>>>>
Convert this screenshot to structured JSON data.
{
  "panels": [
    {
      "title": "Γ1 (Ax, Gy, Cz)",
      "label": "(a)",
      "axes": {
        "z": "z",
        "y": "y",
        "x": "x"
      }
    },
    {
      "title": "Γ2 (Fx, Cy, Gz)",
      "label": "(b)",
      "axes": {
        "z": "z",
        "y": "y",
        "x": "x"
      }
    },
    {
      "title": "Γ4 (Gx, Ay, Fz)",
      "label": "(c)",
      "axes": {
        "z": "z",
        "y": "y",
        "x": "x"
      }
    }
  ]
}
<<<<
**Work required**
Copy out all of the data exactly, leaving nothing out.

**The answer**
Convert this screenshot to structured JSON data.
{
  "panels": [
    {
      "title": "Γ1 (Ax, Gy, Cz)",
      "label": "(a)",
      "axes": {
        "z": "z",
        "y": "y",
        "x": "x"
      }
    },
    {
      "title": "Γ2 (Fx, Cy, Gz)",
      "label": "(b)",
      "axes": {
        "z": "z",
        "y": "y",
        "x": "x"
      }
    },
    {
      "title": "Γ4 (Gx, Ay, Fz)",
      "label": "(c)",
      "axes": {
        "z": "z",
        "y": "y",
        "x": "x"
      }
    }
  ]
}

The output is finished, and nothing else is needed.